Assigned task => Print the passage on 6 Regiment Army Air Corps word for word, from "- Provide ground support to Boeing" to "Provide ground support to Apache.".

The Army Reserve does not recruit pilots for flying roles.

6 Regiment Army Air Corps previously supplied troops to Operation Herrick, and to Operation Telic.

==Structure ==

=== Present ===
As of November 2024, 6 Regiment Army Air Corps consists of a Regimental Headquarters (RHQ) and four squadrons:

==== Regimental Headquarters (RHQ) ====
- Located at Middle Wallop Flying Station.

==== Headquarters Squadron, 6 Regiment Army Air Corps. ====
- Provide the administrative, logistical and training support needed to facilitate 6 Regt AAC activities.

==== No. 675 (The Rifles) Squadron AAC ====

675 (The Rifles) Squadron AAC is an Army Reserve helicopter support squadron that provides groundcrews to support Wildcat helicopters. The squadron is located in Somerset at Taunton and Yeovil.

The Squadron was established on 1 April 2014 having previously been B Company, 6th Battalion, The Rifles, an Army Reserve infantry regiment, previously part of The Light Infantry.

Paired with 1 Regiment Army Air Corps (1 Regt AAC) at RNAS Yeovilton, the squadron provides ground support to the Army's AgustaWestland Wildcat helicopter Regt, 1 Reg AAC based at Yeovilton. It also has scope to support the Army's AgustaWestland Apache attack helicopter. All soldiers in the Squadron are trained in rigging and dealing with underslung loads which can be carried by a variety of aircraft including both AgustaWestland Merlin and Boeing Chinook.

The Squadron has two flights currently based at the Army Reserve Centre in Bishops Hull, Taunton also has a Flight based in the newly refurbished Army Reserve Centre in Yeovil in the county of Somerset. It is paired with 1 Regt AAC at RNAS Yeovilton.

==== No. 677 (Suffolk and Norfolk Yeomanry) Squadron AAC ====
- Formed on 2 July 2006
- The unit was created after 202 (The Suffolk and Norfolk Yeomanry) Battery, Royal Artillery changed role
- Previously recruited from Swaffham until January 2014
- Located in East Anglia (Bury St Edmunds, Norwich and Wattisham Flying Station)
- Paired with 3 Regiment AAC in Wattisham.
- Provide ground support to Boeing AH-64E Apaches.
- Where capacity allows: assist 675 Sqn with the provision of helicopter handling teams.

==== No. 679 (The Duke of Connaught's) Squadron AAC ====
- Located in Hampshire (Portsmouth and Middle Wallop Flying Station).
- Created by the renaming of No. 655 Squadron AAC at Middle Wallop Flying Station and then the transfer of D company of 3 PWRR.
- Paired with the Army Aviation Centre (AACen) at Middle Wallop Flying Station .
- Provide ground support to Apache.
- Provide ground support to AACen training.
- Where capacity allows: assist 675 Sqn with the provision of helicopter handling teams.

=== Former ===

==== No. 678 (The Rifles) Squadron AAC ====
- Disbanded from the regiment in November 2021, following the defence review. Personnel were used to form an RLC unit.
- Was located in Buckinghamshire and Bedfordshire (Milton Keynes and Luton)
- Created from the transfer of E company of 7 Rifles, 201 Battery of 100 Regiment Royal Artillery and 1 Sqn 38 Signals Regiment (RBY) Bletchley.
- Formerly paired with 4 Regimemt AAC in Wattisham.
- Provided ground support to Apache.
- Assisted 675 Sqn with the provision of helicopter handling teams.

Listed entries =>

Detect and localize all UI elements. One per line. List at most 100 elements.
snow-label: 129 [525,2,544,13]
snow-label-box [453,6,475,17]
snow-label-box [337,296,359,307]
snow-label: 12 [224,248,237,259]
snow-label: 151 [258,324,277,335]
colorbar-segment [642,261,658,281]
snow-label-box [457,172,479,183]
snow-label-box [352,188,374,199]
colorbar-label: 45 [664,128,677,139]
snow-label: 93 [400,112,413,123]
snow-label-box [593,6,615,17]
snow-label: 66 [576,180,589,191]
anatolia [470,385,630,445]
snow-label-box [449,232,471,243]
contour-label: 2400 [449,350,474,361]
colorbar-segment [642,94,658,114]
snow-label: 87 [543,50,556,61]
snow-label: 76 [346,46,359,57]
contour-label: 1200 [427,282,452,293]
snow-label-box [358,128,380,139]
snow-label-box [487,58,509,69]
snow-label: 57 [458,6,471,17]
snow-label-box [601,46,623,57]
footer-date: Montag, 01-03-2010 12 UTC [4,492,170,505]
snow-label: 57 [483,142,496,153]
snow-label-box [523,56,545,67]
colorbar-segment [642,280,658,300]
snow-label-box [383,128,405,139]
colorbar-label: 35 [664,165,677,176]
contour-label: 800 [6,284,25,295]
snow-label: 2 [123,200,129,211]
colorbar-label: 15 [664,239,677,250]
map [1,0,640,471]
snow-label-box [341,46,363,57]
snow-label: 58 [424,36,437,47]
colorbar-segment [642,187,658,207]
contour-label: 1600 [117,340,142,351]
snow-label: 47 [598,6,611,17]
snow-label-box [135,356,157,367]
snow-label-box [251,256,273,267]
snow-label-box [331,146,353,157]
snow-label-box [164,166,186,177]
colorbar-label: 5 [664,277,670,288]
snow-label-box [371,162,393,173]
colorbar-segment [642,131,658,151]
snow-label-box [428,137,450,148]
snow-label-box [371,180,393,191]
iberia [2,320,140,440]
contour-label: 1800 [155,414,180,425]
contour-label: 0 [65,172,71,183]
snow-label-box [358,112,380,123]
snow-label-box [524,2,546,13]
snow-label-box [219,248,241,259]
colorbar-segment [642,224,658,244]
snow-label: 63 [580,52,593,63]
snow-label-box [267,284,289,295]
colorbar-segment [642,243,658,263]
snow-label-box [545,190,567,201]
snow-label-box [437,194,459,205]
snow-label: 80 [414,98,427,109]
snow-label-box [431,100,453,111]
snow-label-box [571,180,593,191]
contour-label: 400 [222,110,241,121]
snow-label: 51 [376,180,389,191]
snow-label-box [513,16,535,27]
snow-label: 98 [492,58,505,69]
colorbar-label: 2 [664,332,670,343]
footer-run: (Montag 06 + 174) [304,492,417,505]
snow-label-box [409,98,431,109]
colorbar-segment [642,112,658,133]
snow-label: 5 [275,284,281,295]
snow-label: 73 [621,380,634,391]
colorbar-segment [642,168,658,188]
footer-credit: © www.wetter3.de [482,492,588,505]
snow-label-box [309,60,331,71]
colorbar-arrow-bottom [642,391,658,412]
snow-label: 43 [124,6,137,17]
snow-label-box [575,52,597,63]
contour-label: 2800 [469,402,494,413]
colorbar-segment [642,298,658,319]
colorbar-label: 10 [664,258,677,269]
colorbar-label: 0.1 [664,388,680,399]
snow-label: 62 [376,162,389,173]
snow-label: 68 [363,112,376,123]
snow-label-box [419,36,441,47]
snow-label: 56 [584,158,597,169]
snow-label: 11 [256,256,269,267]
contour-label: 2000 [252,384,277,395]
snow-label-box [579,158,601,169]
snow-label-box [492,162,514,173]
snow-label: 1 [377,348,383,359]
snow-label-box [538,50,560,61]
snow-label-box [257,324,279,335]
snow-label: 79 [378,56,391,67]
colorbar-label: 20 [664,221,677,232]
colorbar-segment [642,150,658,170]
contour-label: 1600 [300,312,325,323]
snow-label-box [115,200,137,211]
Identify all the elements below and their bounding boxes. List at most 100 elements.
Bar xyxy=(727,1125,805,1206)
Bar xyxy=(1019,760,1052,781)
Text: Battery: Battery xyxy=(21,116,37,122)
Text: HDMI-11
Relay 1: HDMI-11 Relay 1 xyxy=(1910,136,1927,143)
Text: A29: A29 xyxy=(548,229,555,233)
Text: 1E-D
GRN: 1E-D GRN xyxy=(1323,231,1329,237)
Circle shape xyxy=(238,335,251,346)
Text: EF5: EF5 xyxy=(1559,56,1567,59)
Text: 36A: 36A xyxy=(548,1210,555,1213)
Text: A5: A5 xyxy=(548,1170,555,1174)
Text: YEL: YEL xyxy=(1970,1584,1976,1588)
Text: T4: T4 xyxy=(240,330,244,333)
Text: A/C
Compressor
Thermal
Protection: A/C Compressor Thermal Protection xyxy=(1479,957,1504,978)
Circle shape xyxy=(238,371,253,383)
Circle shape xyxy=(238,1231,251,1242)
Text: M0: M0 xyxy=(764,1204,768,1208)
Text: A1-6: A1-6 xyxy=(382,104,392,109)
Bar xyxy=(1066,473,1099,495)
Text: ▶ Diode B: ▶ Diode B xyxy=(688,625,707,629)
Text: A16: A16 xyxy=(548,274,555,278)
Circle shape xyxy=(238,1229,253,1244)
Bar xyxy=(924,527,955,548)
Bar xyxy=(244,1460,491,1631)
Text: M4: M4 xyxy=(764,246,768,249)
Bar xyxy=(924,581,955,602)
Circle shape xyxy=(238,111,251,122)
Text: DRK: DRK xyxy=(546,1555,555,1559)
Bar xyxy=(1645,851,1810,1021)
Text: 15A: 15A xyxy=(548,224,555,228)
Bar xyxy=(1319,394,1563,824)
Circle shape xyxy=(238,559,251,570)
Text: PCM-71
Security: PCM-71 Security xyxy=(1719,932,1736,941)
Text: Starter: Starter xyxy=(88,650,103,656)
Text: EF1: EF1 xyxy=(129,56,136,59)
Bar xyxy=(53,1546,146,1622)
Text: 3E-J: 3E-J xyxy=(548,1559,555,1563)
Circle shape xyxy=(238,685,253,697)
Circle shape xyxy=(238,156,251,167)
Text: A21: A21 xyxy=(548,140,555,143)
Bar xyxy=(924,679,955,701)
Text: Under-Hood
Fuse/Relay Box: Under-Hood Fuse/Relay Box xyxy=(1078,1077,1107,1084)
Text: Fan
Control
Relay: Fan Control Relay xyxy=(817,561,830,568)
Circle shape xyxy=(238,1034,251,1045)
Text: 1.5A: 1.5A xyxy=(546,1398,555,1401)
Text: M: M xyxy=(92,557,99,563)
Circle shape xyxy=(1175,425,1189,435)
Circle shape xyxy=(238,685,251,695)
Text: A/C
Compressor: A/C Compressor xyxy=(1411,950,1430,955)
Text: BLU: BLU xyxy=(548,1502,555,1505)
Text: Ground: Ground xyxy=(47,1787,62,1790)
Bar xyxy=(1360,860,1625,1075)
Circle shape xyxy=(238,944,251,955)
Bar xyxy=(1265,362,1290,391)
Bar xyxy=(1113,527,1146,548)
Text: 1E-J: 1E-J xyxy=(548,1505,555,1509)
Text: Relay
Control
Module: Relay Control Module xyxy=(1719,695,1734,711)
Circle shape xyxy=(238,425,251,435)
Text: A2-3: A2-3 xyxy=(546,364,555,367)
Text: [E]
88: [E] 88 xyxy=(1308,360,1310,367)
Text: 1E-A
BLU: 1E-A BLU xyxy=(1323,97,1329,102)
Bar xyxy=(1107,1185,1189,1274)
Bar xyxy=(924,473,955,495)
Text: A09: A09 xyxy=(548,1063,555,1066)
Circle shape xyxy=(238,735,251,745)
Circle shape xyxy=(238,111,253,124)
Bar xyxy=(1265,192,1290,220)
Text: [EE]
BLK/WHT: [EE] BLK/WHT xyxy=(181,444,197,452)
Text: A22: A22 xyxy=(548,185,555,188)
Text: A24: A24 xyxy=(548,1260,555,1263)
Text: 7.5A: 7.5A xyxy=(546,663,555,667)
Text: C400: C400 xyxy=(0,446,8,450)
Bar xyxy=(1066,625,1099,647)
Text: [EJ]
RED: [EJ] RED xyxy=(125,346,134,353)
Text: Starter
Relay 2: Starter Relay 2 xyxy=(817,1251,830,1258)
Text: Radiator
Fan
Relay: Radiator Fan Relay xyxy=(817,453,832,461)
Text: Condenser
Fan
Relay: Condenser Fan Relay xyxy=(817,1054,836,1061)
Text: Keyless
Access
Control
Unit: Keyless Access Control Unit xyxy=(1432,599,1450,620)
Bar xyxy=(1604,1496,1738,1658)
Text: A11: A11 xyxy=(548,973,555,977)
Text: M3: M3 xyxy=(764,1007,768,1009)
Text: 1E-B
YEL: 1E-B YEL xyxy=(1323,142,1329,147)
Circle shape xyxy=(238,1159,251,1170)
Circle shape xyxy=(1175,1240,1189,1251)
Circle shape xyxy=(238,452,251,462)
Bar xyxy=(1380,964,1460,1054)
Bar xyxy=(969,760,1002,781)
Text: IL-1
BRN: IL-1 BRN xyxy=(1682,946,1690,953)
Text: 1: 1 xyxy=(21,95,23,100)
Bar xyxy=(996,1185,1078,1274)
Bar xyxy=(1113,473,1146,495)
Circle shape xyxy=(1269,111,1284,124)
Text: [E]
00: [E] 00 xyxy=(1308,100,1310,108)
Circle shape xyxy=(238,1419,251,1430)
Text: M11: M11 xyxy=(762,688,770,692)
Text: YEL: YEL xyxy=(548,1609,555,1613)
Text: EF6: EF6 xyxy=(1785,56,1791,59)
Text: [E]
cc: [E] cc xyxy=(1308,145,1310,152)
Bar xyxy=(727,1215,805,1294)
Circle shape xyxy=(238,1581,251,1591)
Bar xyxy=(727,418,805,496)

Result of the exercise =>
- Provide ground support to Boeing AH-64E Apaches.
- Where capacity allows: assist 675 Sqn with the provision of helicopter handling teams.

==== No. 679 (The Duke of Connaught's) Squadron AAC ====
- Located in Hampshire (Portsmouth and Middle Wallop Flying Station).
- Created by the renaming of No. 655 Squadron AAC at Middle Wallop Flying Station and then the transfer of D company of 3 PWRR.
- Paired with the Army Aviation Centre (AACen) at Middle Wallop Flying Station .
- Provide ground support to Apache.